• **Task**: Please transcribe all the records below line for line, leaving out the pictures.
================================
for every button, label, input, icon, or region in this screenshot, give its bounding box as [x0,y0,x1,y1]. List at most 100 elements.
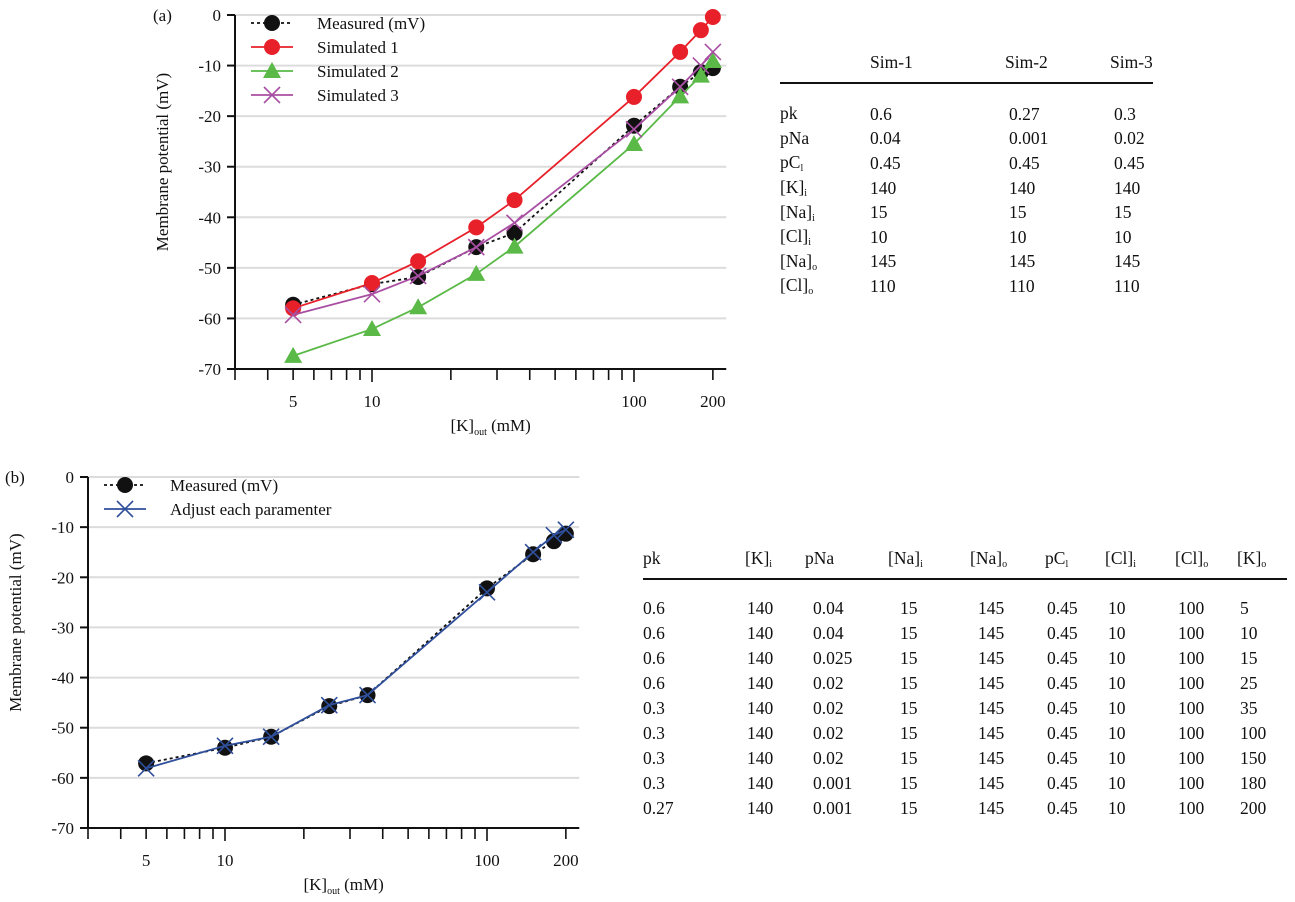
legend-label: Measured (mV) [317,14,425,33]
row-label-base: [Cl] [780,275,809,296]
header-sub: o [1203,559,1209,570]
table-header: [Na]o [970,548,1045,580]
x-axis-label-sub: out [474,427,487,438]
parameter-table-a: Sim-1 Sim-2 Sim-3 pk 0.6 0.27 0.3 pNa 0.04 0.0… [780,52,1153,299]
table-cell: 140 [747,648,774,668]
table-cell: 15 [900,748,918,768]
series-1 [285,9,721,317]
table-header: pNa [805,548,888,580]
row-label: pCl [780,151,870,176]
table-cell: 145 [870,251,897,272]
header-sub: l [1065,559,1069,570]
table-cell: 0.001 [1009,128,1049,149]
header-base: [Cl] [1105,548,1134,568]
data-point [410,253,427,270]
table-cell: 0.45 [1047,748,1078,768]
table-cell: 5 [1240,598,1249,618]
series-line [145,528,567,770]
table-cell: 110 [870,275,896,296]
table-cell: 140 [1009,177,1036,198]
table-cell: 0.3 [643,698,665,718]
x-tick-label: 5 [289,392,298,411]
table-cell: 0.6 [643,598,665,618]
table-cell: 100 [1178,623,1205,643]
table-cell: 140 [1114,177,1141,198]
y-tick-label: -70 [51,819,74,838]
x-tick-label: 100 [621,392,647,411]
row-label-sub: o [808,286,814,298]
table-cell: 0.04 [870,128,901,149]
data-point [320,696,338,714]
table-cell: 140 [747,623,774,643]
table-cell: 10 [870,226,888,247]
data-point [672,43,689,60]
data-point [625,117,642,134]
table-cell: 140 [747,723,774,743]
table-cell: 15 [900,648,918,668]
table-cell: 0.6 [643,673,665,693]
legend-label: Adjust each paramenter [170,500,332,519]
table-row: 0.3 140 0.02 15 145 0.45 10 100 150 [643,746,1287,771]
data-point [362,320,381,337]
row-label-base: [Na] [780,201,813,222]
table-cell: 0.45 [1009,152,1040,173]
table-cell: 0.27 [643,798,674,818]
table-cell: 10 [1108,748,1126,768]
table-header: [Cl]i [1105,548,1175,580]
row-label-base: pk [780,103,798,124]
y-tick-label: -60 [51,769,74,788]
header-base: pk [643,548,661,568]
x-axis-label: [K]out (mM) [450,416,530,438]
data-point [363,285,381,303]
legend-marker [116,500,134,518]
table-header: pCl [1045,548,1105,580]
data-point [704,9,721,26]
x-tick-label: 10 [216,851,233,870]
table-cell: 0.02 [813,748,844,768]
table-cell: 100 [1178,648,1205,668]
legend-marker [264,15,280,31]
data-point [409,298,428,315]
table-cell: 145 [978,623,1005,643]
x-tick-label: 100 [474,851,500,870]
table-cell: 25 [1240,673,1258,693]
legend-label: Simulated 1 [317,38,399,57]
x-tick-label: 5 [142,851,151,870]
x-axis-label-base: [K] [450,416,474,435]
table-cell: 0.3 [643,773,665,793]
data-point [478,580,495,597]
legend-marker [264,39,280,55]
data-point [363,275,380,292]
legend-label: Measured (mV) [170,476,278,495]
data-point [525,546,542,563]
table-cell: 145 [978,723,1005,743]
table-row: pk 0.6 0.27 0.3 [780,83,1153,127]
table-cell: 0.45 [1114,152,1145,173]
x-axis-label-unit: (mM) [487,416,531,435]
table-cell: 145 [978,673,1005,693]
y-tick-label: -50 [51,719,74,738]
table-cell: 145 [978,773,1005,793]
table-cell: 15 [900,773,918,793]
table-cell: 145 [1114,251,1141,272]
data-point [691,66,710,83]
table-cell: 10 [1108,623,1126,643]
table-header: [K]o [1237,548,1287,580]
data-point [262,728,280,746]
table-row: 0.6 140 0.04 15 145 0.45 10 100 5 [643,579,1287,621]
table-cell: 15 [1240,648,1258,668]
row-label: pk [780,83,870,127]
table-cell: 0.6 [643,648,665,668]
table-cell: 100 [1178,723,1205,743]
table-cell: 140 [747,748,774,768]
row-label-base: pC [780,152,801,173]
legend-marker [263,62,281,78]
y-tick-label: -30 [51,618,74,637]
y-axis-label: Membrane potential (mV) [6,533,25,711]
data-point [506,192,523,209]
legend-marker [263,86,281,104]
table-cell: 0.45 [1047,773,1078,793]
table-cell: 100 [1240,723,1267,743]
data-point [409,267,427,285]
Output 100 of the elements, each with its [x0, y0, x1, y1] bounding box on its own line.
================================
• **Task answer**:
for every button, label, input, icon, or region in this screenshot, give its bounding box as [x0,y0,x1,y1]. List at most 100 elements.
legend-label: Measured (mV) [317,14,425,33]
row-label-base: [Cl] [780,275,809,296]
header-sub: o [1203,559,1209,570]
table-header: [Na]o [970,548,1045,580]
x-axis-label-sub: out [474,427,487,438]
parameter-table-a: Sim-1 Sim-2 Sim-3 pk 0.6 0.27 0.3 pNa 0.04 0.0… [780,52,1153,299]
table-cell: 140 [747,648,774,668]
table-cell: 15 [900,748,918,768]
series-1 [285,9,721,317]
table-header: pNa [805,548,888,580]
row-label: pCl [780,151,870,176]
table-cell: 145 [870,251,897,272]
header-sub: l [1065,559,1069,570]
table-cell: 0.001 [1009,128,1049,149]
header-base: [Cl] [1105,548,1134,568]
data-point [410,253,427,270]
table-cell: 0.45 [1047,748,1078,768]
table-cell: 5 [1240,598,1249,618]
series-line [145,528,567,770]
table-cell: 110 [870,275,896,296]
table-cell: 140 [1009,177,1036,198]
table-cell: 0.3 [643,698,665,718]
x-tick-label: 5 [289,392,298,411]
table-cell: 0.6 [643,598,665,618]
table-cell: 100 [1178,623,1205,643]
table-cell: 140 [1114,177,1141,198]
y-tick-label: -70 [51,819,74,838]
x-tick-label: 100 [621,392,647,411]
row-label-sub: o [808,286,814,298]
table-cell: 0.04 [870,128,901,149]
data-point [320,696,338,714]
table-cell: 140 [747,623,774,643]
table-cell: 10 [870,226,888,247]
data-point [672,43,689,60]
data-point [625,117,642,134]
table-cell: 140 [747,723,774,743]
table-cell: 15 [900,648,918,668]
table-cell: 0.6 [643,673,665,693]
legend-label: Adjust each paramenter [170,500,332,519]
table-row: 0.3 140 0.02 15 145 0.45 10 100 150 [643,746,1287,771]
data-point [362,320,381,337]
row-label-base: [Na] [780,201,813,222]
table-cell: 0.45 [1009,152,1040,173]
table-cell: 0.27 [643,798,674,818]
table-cell: 10 [1108,748,1126,768]
table-header: [Cl]i [1105,548,1175,580]
row-label-base: pk [780,103,798,124]
y-tick-label: -60 [51,769,74,788]
header-base: pk [643,548,661,568]
x-axis-label: [K]out (mM) [450,416,530,438]
data-point [363,285,381,303]
legend-marker [116,500,134,518]
table-header: pCl [1045,548,1105,580]
data-point [704,9,721,26]
x-tick-label: 10 [216,851,233,870]
table-cell: 0.02 [813,748,844,768]
table-cell: 100 [1178,648,1205,668]
legend-marker [264,15,280,31]
data-point [409,298,428,315]
table-cell: 145 [978,623,1005,643]
x-tick-label: 100 [474,851,500,870]
table-cell: 25 [1240,673,1258,693]
legend-label: Simulated 1 [317,38,399,57]
x-tick-label: 5 [142,851,151,870]
x-axis-label-base: [K] [450,416,474,435]
table-cell: 0.3 [643,773,665,793]
data-point [478,580,495,597]
legend-marker [264,39,280,55]
data-point [363,275,380,292]
legend-label: Measured (mV) [170,476,278,495]
data-point [525,546,542,563]
table-cell: 145 [978,723,1005,743]
table-row: pk 0.6 0.27 0.3 [780,83,1153,127]
table-cell: 0.45 [1114,152,1145,173]
x-axis-label-unit: (mM) [487,416,531,435]
table-cell: 145 [978,673,1005,693]
y-tick-label: -50 [51,719,74,738]
table-cell: 145 [978,773,1005,793]
table-cell: 15 [900,773,918,793]
table-cell: 145 [1114,251,1141,272]
data-point [691,66,710,83]
table-cell: 10 [1108,623,1126,643]
table-header: [K]o [1237,548,1287,580]
data-point [262,728,280,746]
table-row: 0.6 140 0.04 15 145 0.45 10 100 5 [643,579,1287,621]
table-cell: 15 [1240,648,1258,668]
row-label: pk [780,83,870,127]
table-cell: 0.6 [643,648,665,668]
table-cell: 100 [1178,723,1205,743]
table-cell: 140 [747,748,774,768]
row-label-base: pC [780,152,801,173]
legend-marker [263,62,281,78]
y-tick-label: -30 [51,618,74,637]
y-axis-label: Membrane potential (mV) [6,533,25,711]
data-point [506,192,523,209]
legend-marker [263,86,281,104]
table-cell: 0.45 [1047,773,1078,793]
table-cell: 100 [1240,723,1267,743]
data-point [409,267,427,285]
Output 100 of the elements, each with its [x0, y0, x1, y1] bounding box on its own line.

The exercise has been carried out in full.